→ Exercise instructions: Could you print all the entries exactly?

→ Collection entries:
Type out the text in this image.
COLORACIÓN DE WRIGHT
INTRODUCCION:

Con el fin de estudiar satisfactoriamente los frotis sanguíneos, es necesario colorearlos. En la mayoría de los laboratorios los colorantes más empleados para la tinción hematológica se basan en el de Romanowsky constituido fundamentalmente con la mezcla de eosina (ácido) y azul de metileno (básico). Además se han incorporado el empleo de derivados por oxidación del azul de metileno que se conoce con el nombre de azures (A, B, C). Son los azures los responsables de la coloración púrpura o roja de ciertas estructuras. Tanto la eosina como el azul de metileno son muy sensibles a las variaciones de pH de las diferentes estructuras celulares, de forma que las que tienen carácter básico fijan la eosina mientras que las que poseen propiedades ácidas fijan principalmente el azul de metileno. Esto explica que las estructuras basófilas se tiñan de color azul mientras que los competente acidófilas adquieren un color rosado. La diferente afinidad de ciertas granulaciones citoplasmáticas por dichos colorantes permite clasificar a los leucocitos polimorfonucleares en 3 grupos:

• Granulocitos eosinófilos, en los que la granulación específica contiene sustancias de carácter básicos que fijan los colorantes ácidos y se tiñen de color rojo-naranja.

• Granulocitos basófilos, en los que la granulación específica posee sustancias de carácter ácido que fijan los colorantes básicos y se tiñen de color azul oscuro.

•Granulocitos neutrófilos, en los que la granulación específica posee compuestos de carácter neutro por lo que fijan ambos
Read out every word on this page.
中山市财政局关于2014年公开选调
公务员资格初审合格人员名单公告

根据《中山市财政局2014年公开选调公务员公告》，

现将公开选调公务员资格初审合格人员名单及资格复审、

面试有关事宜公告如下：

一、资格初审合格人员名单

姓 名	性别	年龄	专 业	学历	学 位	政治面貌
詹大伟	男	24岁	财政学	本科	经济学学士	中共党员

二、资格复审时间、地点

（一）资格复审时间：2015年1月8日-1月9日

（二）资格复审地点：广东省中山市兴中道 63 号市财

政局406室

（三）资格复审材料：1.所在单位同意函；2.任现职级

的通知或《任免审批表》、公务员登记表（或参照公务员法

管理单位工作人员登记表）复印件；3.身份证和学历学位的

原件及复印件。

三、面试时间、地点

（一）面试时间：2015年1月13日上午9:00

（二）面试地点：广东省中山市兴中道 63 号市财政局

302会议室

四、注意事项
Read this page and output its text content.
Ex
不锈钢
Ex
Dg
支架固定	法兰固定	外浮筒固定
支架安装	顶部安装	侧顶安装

→ Solution below:
Type out the text in this image.
COLORACIÓN DE WRIGHT
INTRODUCCION:

Con el fin de estudiar satisfactoriamente los frotis sanguíneos, es necesario colorearlos. En la mayoría de los laboratorios los colorantes más empleados para la tinción hematológica se basan en el de Romanowsky constituido fundamentalmente con la mezcla de eosina (ácido) y azul de metileno (básico). Además se han incorporado el empleo de derivados por oxidación del azul de metileno que se conoce con el nombre de azures (A, B, C). Son los azures los responsables de la coloración púrpura o roja de ciertas estructuras. Tanto la eosina como el azul de metileno son muy sensibles a las variaciones de pH de las diferentes estructuras celulares, de forma que las que tienen carácter básico fijan la eosina mientras que las que poseen propiedades ácidas fijan principalmente el azul de metileno. Esto explica que las estructuras basófilas se tiñan de color azul mientras que los competente acidófilas adquieren un color rosado. La diferente afinidad de ciertas granulaciones citoplasmáticas por dichos colorantes permite clasificar a los leucocitos polimorfonucleares en 3 grupos:

• Granulocitos eosinófilos, en los que la granulación específica contiene sustancias de carácter básicos que fijan los colorantes ácidos y se tiñen de color rojo-naranja.

• Granulocitos basófilos, en los que la granulación específica posee sustancias de carácter ácido que fijan los colorantes básicos y se tiñen de color azul oscuro.

•Granulocitos neutrófilos, en los que la granulación específica posee compuestos de carácter neutro por lo que fijan ambos
Read out every word on this page.
中山市财政局关于2014年公开选调
公务员资格初审合格人员名单公告

根据《中山市财政局2014年公开选调公务员公告》，

现将公开选调公务员资格初审合格人员名单及资格复审、

面试有关事宜公告如下：

一、资格初审合格人员名单

姓 名	性别	年龄	专 业	学历	学 位	政治面貌
詹大伟	男	24岁	财政学	本科	经济学学士	中共党员

二、资格复审时间、地点

（一）资格复审时间：2015年1月8日-1月9日

（二）资格复审地点：广东省中山市兴中道 63 号市财

政局406室

（三）资格复审材料：1.所在单位同意函；2.任现职级

的通知或《任免审批表》、公务员登记表（或参照公务员法

管理单位工作人员登记表）复印件；3.身份证和学历学位的

原件及复印件。

三、面试时间、地点

（一）面试时间：2015年1月13日上午9:00

（二）面试地点：广东省中山市兴中道 63 号市财政局

302会议室

四、注意事项
Read this page and output its text content.
Ex
不锈钢
Ex
Dg
支架固定	法兰固定	外浮筒固定
支架安装	顶部安装	侧顶安装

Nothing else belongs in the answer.